## START Dataset rows

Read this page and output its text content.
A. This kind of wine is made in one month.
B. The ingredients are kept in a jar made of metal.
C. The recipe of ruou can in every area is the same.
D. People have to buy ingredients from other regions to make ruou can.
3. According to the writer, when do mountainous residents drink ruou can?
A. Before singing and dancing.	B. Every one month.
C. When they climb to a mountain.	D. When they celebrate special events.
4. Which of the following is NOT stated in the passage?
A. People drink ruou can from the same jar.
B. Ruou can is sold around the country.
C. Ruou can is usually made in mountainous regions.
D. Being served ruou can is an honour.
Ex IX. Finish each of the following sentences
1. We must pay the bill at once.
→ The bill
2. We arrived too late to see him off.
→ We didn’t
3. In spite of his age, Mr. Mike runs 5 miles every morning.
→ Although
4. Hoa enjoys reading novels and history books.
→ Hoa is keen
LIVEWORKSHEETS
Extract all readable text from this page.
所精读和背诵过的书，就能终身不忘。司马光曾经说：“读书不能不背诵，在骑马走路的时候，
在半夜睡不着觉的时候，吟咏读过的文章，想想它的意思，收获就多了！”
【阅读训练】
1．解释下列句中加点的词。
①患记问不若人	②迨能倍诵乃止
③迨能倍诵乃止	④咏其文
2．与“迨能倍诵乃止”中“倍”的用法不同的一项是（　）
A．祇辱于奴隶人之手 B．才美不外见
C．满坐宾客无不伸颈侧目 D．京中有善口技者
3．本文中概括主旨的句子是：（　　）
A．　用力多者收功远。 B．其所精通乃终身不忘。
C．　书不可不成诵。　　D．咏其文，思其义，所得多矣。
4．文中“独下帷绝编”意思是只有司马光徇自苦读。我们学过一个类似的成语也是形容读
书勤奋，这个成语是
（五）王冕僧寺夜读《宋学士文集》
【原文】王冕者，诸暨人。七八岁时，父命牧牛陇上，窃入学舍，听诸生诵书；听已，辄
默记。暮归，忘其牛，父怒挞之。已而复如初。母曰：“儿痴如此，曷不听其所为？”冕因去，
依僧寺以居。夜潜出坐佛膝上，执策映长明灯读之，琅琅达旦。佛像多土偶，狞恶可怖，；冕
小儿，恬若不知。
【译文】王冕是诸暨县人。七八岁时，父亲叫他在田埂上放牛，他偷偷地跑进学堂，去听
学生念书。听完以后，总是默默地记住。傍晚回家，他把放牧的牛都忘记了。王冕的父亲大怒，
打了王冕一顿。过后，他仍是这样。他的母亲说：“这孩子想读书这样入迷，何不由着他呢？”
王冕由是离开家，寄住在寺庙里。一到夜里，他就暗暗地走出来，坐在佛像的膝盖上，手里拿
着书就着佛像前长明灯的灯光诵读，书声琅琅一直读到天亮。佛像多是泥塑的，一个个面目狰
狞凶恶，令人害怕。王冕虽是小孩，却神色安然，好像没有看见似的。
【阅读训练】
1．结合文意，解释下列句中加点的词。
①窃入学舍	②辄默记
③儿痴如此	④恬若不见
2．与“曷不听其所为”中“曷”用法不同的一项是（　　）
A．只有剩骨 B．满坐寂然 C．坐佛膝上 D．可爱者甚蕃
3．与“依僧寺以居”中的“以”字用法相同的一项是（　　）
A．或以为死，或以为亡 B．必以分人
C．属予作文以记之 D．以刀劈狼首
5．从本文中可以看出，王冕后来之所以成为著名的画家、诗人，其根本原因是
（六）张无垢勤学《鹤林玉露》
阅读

## END Dataset rows

Directions for this task:
Tally the lines in these entries that have the string "依僧寺以居" in them, then answer with the count and nothing else.

Worked solution:
2